## Begin INPUT

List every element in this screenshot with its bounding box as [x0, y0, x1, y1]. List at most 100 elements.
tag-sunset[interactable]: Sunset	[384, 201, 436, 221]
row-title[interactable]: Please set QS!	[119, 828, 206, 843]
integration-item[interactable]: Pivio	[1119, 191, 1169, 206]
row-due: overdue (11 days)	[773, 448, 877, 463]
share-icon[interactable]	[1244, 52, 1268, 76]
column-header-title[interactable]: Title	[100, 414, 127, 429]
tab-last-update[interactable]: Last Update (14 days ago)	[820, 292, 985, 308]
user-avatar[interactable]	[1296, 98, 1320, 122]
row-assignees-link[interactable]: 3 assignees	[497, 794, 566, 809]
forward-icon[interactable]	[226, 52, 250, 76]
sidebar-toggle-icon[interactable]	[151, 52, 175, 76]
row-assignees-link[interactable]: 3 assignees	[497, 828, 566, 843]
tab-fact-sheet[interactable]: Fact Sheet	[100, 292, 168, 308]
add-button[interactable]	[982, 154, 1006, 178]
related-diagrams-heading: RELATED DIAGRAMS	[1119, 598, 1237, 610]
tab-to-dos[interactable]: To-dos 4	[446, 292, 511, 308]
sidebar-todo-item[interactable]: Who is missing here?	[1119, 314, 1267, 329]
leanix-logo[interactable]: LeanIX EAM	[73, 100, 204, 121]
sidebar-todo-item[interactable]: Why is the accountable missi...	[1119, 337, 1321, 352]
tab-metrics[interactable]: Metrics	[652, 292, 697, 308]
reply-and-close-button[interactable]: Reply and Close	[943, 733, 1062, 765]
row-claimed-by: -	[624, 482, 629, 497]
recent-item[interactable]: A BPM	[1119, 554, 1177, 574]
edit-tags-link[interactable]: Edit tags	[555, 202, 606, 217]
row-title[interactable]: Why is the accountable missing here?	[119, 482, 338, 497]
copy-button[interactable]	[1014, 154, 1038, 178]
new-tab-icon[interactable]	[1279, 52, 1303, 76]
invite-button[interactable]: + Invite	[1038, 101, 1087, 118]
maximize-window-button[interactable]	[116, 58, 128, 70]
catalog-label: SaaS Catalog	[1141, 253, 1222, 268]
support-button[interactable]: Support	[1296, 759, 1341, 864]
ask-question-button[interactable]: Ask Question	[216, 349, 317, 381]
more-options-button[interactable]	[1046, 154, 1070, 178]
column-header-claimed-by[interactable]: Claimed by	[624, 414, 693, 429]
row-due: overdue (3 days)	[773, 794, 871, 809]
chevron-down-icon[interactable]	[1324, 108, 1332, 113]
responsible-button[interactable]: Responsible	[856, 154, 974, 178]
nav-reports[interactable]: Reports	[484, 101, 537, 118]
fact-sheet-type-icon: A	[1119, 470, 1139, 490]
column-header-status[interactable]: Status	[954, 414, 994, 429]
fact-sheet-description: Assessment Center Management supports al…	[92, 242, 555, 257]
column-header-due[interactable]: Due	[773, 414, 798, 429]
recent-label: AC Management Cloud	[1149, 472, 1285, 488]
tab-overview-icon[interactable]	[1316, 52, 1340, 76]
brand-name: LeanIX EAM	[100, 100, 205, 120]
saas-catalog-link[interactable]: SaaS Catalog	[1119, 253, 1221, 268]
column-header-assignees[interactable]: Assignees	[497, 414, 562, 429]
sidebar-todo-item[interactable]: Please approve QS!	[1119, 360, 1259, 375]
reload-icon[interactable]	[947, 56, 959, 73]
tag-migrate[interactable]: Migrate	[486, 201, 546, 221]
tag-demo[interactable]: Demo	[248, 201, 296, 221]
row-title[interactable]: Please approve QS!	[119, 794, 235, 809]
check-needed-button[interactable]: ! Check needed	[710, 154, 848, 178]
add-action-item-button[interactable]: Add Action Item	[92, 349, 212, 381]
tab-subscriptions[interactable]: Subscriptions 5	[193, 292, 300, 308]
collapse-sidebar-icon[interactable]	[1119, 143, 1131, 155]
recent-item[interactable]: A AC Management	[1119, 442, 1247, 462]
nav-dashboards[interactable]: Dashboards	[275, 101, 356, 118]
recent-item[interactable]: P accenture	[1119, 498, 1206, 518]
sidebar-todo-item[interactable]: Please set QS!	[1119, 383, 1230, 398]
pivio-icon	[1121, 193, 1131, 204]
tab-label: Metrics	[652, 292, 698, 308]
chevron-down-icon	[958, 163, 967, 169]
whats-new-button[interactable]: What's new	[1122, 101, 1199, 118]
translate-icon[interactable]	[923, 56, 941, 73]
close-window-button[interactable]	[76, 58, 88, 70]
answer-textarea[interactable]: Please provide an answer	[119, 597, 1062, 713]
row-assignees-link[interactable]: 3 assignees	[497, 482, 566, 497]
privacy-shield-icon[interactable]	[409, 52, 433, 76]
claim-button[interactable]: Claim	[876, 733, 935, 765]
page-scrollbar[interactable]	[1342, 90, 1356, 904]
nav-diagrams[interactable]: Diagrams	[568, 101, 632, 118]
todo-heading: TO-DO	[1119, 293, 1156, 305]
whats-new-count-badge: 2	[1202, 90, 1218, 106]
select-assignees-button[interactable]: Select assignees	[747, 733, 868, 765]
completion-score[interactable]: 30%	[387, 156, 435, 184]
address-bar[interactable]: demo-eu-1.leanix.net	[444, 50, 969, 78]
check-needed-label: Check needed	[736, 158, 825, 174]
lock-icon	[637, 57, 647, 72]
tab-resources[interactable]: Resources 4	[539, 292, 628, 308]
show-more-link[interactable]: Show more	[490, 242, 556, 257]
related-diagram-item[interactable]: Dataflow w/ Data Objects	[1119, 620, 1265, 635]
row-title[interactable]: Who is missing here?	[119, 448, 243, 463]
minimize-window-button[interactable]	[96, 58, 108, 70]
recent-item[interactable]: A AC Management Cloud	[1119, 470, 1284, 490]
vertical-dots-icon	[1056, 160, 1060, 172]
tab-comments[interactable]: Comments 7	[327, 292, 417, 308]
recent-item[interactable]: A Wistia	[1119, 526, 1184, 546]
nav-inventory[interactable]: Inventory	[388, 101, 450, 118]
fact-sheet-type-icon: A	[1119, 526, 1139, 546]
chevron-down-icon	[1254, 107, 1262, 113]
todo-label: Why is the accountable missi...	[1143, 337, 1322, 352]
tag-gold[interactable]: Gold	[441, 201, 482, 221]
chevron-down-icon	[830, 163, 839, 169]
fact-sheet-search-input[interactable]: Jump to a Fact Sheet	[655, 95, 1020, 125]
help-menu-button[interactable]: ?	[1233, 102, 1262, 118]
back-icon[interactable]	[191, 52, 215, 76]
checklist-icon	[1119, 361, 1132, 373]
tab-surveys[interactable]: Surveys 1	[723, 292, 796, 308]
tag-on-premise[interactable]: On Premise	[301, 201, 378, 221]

## End INPUT

JOB -
Revise everything from the start of the entries down to the line containing "row-title[interactable]: Please set", swapping "screenshot" for "screen capture" and keeping all else the same.

ANSWER TO THE EXERCISE -
List every element in this screen capture with its bounding box as [x0, y0, x1, y1]. List at most 100 elements.
tag-sunset[interactable]: Sunset	[384, 201, 436, 221]
row-title[interactable]: Please set QS!	[119, 828, 206, 843]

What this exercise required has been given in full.